**Exercise aim**. Copy the records below word for word, leaving out the pictures.

(Listings of elements and regions)

......

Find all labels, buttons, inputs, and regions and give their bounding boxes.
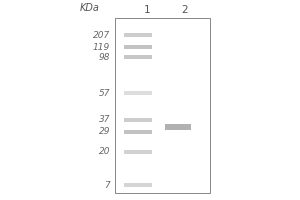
Text: 20: 20 <box>98 148 110 156</box>
Bar <box>165 124 191 130</box>
Bar <box>124 91 152 95</box>
Text: 1: 1 <box>144 5 150 15</box>
Text: 119: 119 <box>93 43 110 51</box>
Bar <box>124 45 152 49</box>
Text: 29: 29 <box>98 128 110 136</box>
Bar <box>124 150 152 154</box>
Bar <box>124 33 152 37</box>
Bar <box>115 18 210 193</box>
Text: 207: 207 <box>93 30 110 40</box>
Text: 98: 98 <box>98 52 110 62</box>
Bar <box>124 118 152 122</box>
Text: 2: 2 <box>182 5 188 15</box>
Bar <box>124 130 152 134</box>
Text: 7: 7 <box>104 180 110 190</box>
Bar <box>124 55 152 59</box>
Text: 37: 37 <box>98 116 110 124</box>
Text: KDa: KDa <box>80 3 100 13</box>
Bar <box>124 183 152 187</box>
Text: 57: 57 <box>98 88 110 98</box>
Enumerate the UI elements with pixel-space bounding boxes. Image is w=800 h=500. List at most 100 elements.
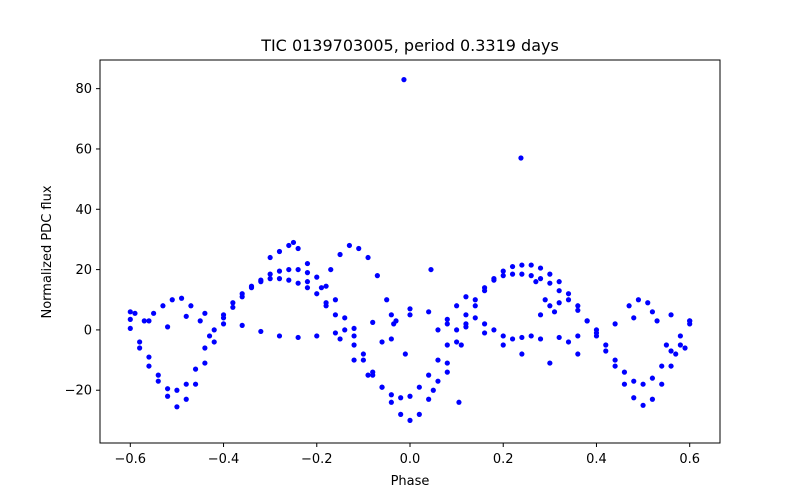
data-point <box>239 322 245 328</box>
data-point <box>258 328 264 335</box>
data-point <box>463 324 469 330</box>
data-point <box>612 363 618 369</box>
data-point <box>640 402 646 408</box>
data-point <box>164 386 171 392</box>
data-point <box>407 312 413 318</box>
data-point <box>626 303 632 309</box>
data-point <box>407 417 413 423</box>
data-point <box>388 312 394 318</box>
data-point <box>519 262 525 268</box>
data-point <box>146 354 152 360</box>
data-point <box>547 360 553 366</box>
data-point <box>556 334 562 341</box>
data-point <box>314 333 320 339</box>
data-point <box>416 411 422 417</box>
data-point <box>267 254 273 261</box>
data-point <box>328 266 334 273</box>
data-point <box>435 327 441 333</box>
data-point <box>575 303 581 309</box>
data-point <box>360 351 366 357</box>
data-point <box>211 327 217 333</box>
data-point <box>500 268 506 274</box>
data-point <box>668 312 674 318</box>
data-point <box>342 327 348 333</box>
data-point <box>454 327 460 333</box>
data-point <box>603 342 609 348</box>
data-point <box>286 277 292 283</box>
data-point <box>276 268 283 274</box>
data-point <box>365 254 371 261</box>
data-point <box>174 387 180 393</box>
data-point <box>612 321 618 327</box>
data-point <box>146 363 152 369</box>
data-point <box>370 319 376 325</box>
data-point <box>258 279 264 285</box>
data-point <box>649 375 656 381</box>
data-point <box>337 251 343 258</box>
data-point <box>127 325 133 332</box>
data-point <box>509 336 516 342</box>
data-point <box>388 336 394 342</box>
data-point <box>668 363 674 369</box>
data-point <box>183 396 189 402</box>
data-point <box>481 285 488 291</box>
data-point <box>565 291 572 297</box>
data-point <box>426 372 432 378</box>
data-point <box>519 271 525 277</box>
data-point <box>500 333 506 339</box>
data-point <box>621 381 628 387</box>
data-point <box>444 342 450 348</box>
x-axis-label: Phase <box>391 474 430 489</box>
data-point <box>565 297 572 303</box>
data-point <box>202 345 208 351</box>
data-point <box>401 77 407 83</box>
data-point <box>537 336 544 342</box>
data-point <box>472 315 478 321</box>
data-point <box>192 381 199 387</box>
data-point <box>593 327 600 333</box>
data-point <box>164 393 171 399</box>
y-tick-label: 40 <box>75 203 92 218</box>
data-point <box>370 372 376 378</box>
data-point <box>519 351 525 357</box>
data-point <box>533 279 539 285</box>
data-point <box>351 342 357 348</box>
data-point <box>314 291 320 297</box>
data-point <box>454 303 460 309</box>
data-point <box>435 357 441 363</box>
data-point <box>454 339 460 345</box>
data-point <box>374 273 380 279</box>
data-point <box>356 245 362 252</box>
data-point <box>649 309 656 315</box>
data-point <box>295 245 301 252</box>
data-point <box>398 411 404 417</box>
data-point <box>603 348 609 354</box>
data-point <box>290 239 297 246</box>
data-point <box>276 248 283 255</box>
data-point <box>365 372 371 378</box>
data-point <box>342 315 348 321</box>
data-point <box>323 303 329 309</box>
data-point <box>407 306 413 312</box>
data-point <box>621 369 628 375</box>
y-tick-label: 0 <box>84 323 92 338</box>
data-point <box>323 283 329 289</box>
data-point <box>276 333 283 339</box>
data-point <box>337 336 343 342</box>
data-point <box>687 318 693 324</box>
data-point <box>645 300 651 306</box>
data-point <box>640 381 646 387</box>
y-axis-label: Normalized PDC flux <box>40 185 55 318</box>
data-point <box>379 339 385 345</box>
data-point <box>132 310 138 316</box>
data-point <box>472 297 478 303</box>
y-tick-label: 20 <box>75 263 92 278</box>
data-point <box>663 342 669 348</box>
data-point <box>673 351 679 357</box>
data-point <box>137 345 143 351</box>
x-tick-label: −0.6 <box>115 452 147 467</box>
data-point <box>174 404 180 410</box>
data-point <box>584 318 590 324</box>
data-point <box>575 351 581 357</box>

......

**Written answer**.
Find all labels, buttons, inputs, and regions and give their bounding boxes.
Text: 20: 20 <box>98 148 110 156</box>
Bar <box>165 124 191 130</box>
Bar <box>124 91 152 95</box>
Text: 1: 1 <box>144 5 150 15</box>
Text: 119: 119 <box>93 43 110 51</box>
Bar <box>124 45 152 49</box>
Text: 29: 29 <box>98 128 110 136</box>
Bar <box>124 150 152 154</box>
Bar <box>124 33 152 37</box>
Bar <box>115 18 210 193</box>
Text: 207: 207 <box>93 30 110 40</box>
Text: 98: 98 <box>98 52 110 62</box>
Bar <box>124 118 152 122</box>
Text: 2: 2 <box>182 5 188 15</box>
Bar <box>124 130 152 134</box>
Text: 7: 7 <box>104 180 110 190</box>
Bar <box>124 55 152 59</box>
Text: 37: 37 <box>98 116 110 124</box>
Text: KDa: KDa <box>80 3 100 13</box>
Bar <box>124 183 152 187</box>
Text: 57: 57 <box>98 88 110 98</box>
Enumerate the UI elements with pixel-space bounding boxes. Image is w=800 h=500. List at most 100 elements.
data-point <box>239 322 245 328</box>
data-point <box>258 328 264 335</box>
data-point <box>463 324 469 330</box>
data-point <box>612 363 618 369</box>
data-point <box>640 402 646 408</box>
data-point <box>164 386 171 392</box>
data-point <box>407 312 413 318</box>
data-point <box>626 303 632 309</box>
data-point <box>407 417 413 423</box>
data-point <box>388 312 394 318</box>
data-point <box>519 262 525 268</box>
data-point <box>146 354 152 360</box>
data-point <box>547 360 553 366</box>
data-point <box>556 334 562 341</box>
data-point <box>314 333 320 339</box>
data-point <box>416 411 422 417</box>
data-point <box>267 254 273 261</box>
data-point <box>328 266 334 273</box>
data-point <box>435 327 441 333</box>
data-point <box>575 303 581 309</box>
data-point <box>360 351 366 357</box>
data-point <box>211 327 217 333</box>
data-point <box>500 268 506 274</box>
data-point <box>668 312 674 318</box>
data-point <box>342 327 348 333</box>
data-point <box>454 327 460 333</box>
data-point <box>603 342 609 348</box>
data-point <box>286 277 292 283</box>
data-point <box>276 268 283 274</box>
data-point <box>365 254 371 261</box>
data-point <box>174 387 180 393</box>
data-point <box>612 321 618 327</box>
data-point <box>146 363 152 369</box>
data-point <box>370 319 376 325</box>
data-point <box>258 279 264 285</box>
data-point <box>649 375 656 381</box>
data-point <box>337 251 343 258</box>
data-point <box>127 325 133 332</box>
data-point <box>509 336 516 342</box>
data-point <box>388 336 394 342</box>
data-point <box>668 363 674 369</box>
data-point <box>183 396 189 402</box>
data-point <box>481 285 488 291</box>
data-point <box>565 291 572 297</box>
data-point <box>426 372 432 378</box>
data-point <box>519 271 525 277</box>
data-point <box>500 333 506 339</box>
data-point <box>621 381 628 387</box>
data-point <box>444 342 450 348</box>
x-axis-label: Phase <box>391 474 430 489</box>
data-point <box>565 297 572 303</box>
data-point <box>202 345 208 351</box>
data-point <box>401 77 407 83</box>
data-point <box>537 336 544 342</box>
data-point <box>472 315 478 321</box>
data-point <box>192 381 199 387</box>
data-point <box>593 327 600 333</box>
data-point <box>164 393 171 399</box>
y-tick-label: 40 <box>75 203 92 218</box>
data-point <box>370 372 376 378</box>
data-point <box>519 351 525 357</box>
data-point <box>533 279 539 285</box>
data-point <box>351 342 357 348</box>
data-point <box>314 291 320 297</box>
data-point <box>454 303 460 309</box>
data-point <box>435 357 441 363</box>
data-point <box>454 339 460 345</box>
data-point <box>374 273 380 279</box>
data-point <box>356 245 362 252</box>
data-point <box>649 309 656 315</box>
data-point <box>295 245 301 252</box>
data-point <box>398 411 404 417</box>
data-point <box>603 348 609 354</box>
data-point <box>290 239 297 246</box>
data-point <box>276 248 283 255</box>
data-point <box>365 372 371 378</box>
data-point <box>342 315 348 321</box>
data-point <box>323 303 329 309</box>
data-point <box>407 306 413 312</box>
data-point <box>621 369 628 375</box>
y-tick-label: 0 <box>84 323 92 338</box>
data-point <box>323 283 329 289</box>
data-point <box>276 333 283 339</box>
data-point <box>337 336 343 342</box>
data-point <box>687 318 693 324</box>
data-point <box>645 300 651 306</box>
data-point <box>640 381 646 387</box>
y-axis-label: Normalized PDC flux <box>40 185 55 318</box>
data-point <box>379 339 385 345</box>
data-point <box>132 310 138 316</box>
data-point <box>472 297 478 303</box>
y-tick-label: 20 <box>75 263 92 278</box>
data-point <box>663 342 669 348</box>
data-point <box>673 351 679 357</box>
data-point <box>137 345 143 351</box>
x-tick-label: −0.6 <box>115 452 147 467</box>
data-point <box>174 404 180 410</box>
data-point <box>584 318 590 324</box>
data-point <box>575 351 581 357</box>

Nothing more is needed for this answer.